### What needs to be done
Write out the listing below exactly, and omit any images you find in it.

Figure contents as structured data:
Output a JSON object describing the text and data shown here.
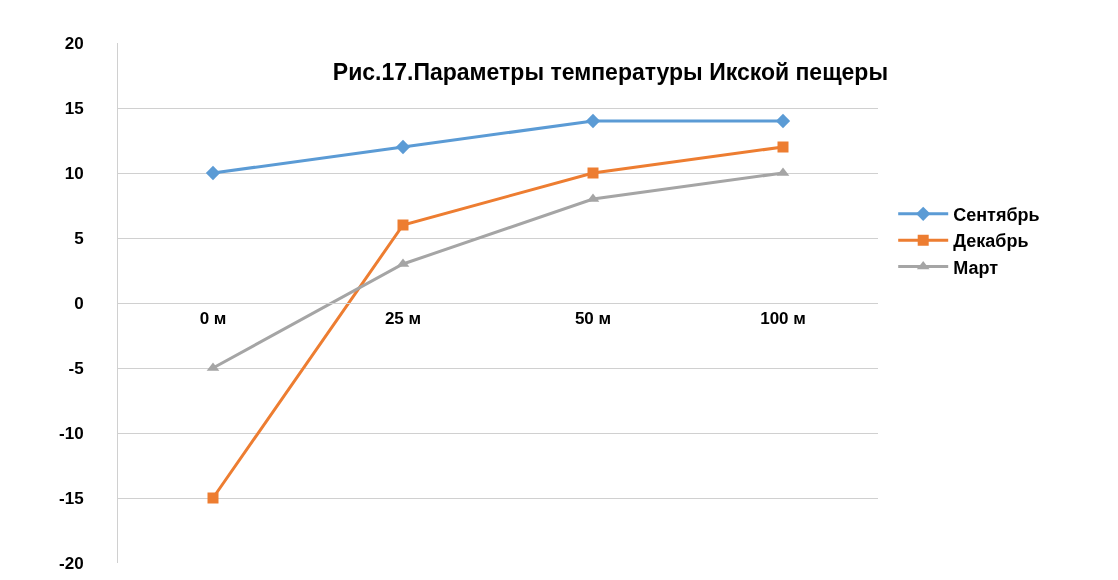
{
  "chart_data": {
    "type": "line",
    "title": "Рис.17.Параметры температуры Икской пещеры",
    "categories": [
      "0 м",
      "25 м",
      "50 м",
      "100 м"
    ],
    "series": [
      {
        "name": "Сентябрь",
        "color": "#5b9bd5",
        "marker": "diamond",
        "values": [
          10,
          12,
          14,
          14
        ]
      },
      {
        "name": "Декабрь",
        "color": "#ed7d31",
        "marker": "square",
        "values": [
          -15,
          6,
          10,
          12
        ]
      },
      {
        "name": "Март",
        "color": "#a5a5a5",
        "marker": "triangle",
        "values": [
          -5,
          3,
          8,
          10
        ]
      }
    ],
    "ylim": [
      -20,
      20
    ],
    "yticks": [
      -20,
      -15,
      -10,
      -5,
      0,
      5,
      10,
      15,
      20
    ],
    "grid": "y",
    "legend": "right",
    "line_style": "solid"
  }
}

### Response
Output a JSON object describing the text and data shown here.
{
  "chart_data": {
    "type": "line",
    "title": "Рис.17.Параметры температуры Икской пещеры",
    "categories": [
      "0 м",
      "25 м",
      "50 м",
      "100 м"
    ],
    "series": [
      {
        "name": "Сентябрь",
        "color": "#5b9bd5",
        "marker": "diamond",
        "values": [
          10,
          12,
          14,
          14
        ]
      },
      {
        "name": "Декабрь",
        "color": "#ed7d31",
        "marker": "square",
        "values": [
          -15,
          6,
          10,
          12
        ]
      },
      {
        "name": "Март",
        "color": "#a5a5a5",
        "marker": "triangle",
        "values": [
          -5,
          3,
          8,
          10
        ]
      }
    ],
    "ylim": [
      -20,
      20
    ],
    "yticks": [
      -20,
      -15,
      -10,
      -5,
      0,
      5,
      10,
      15,
      20
    ],
    "grid": "y",
    "legend": "right",
    "line_style": "solid"
  }
}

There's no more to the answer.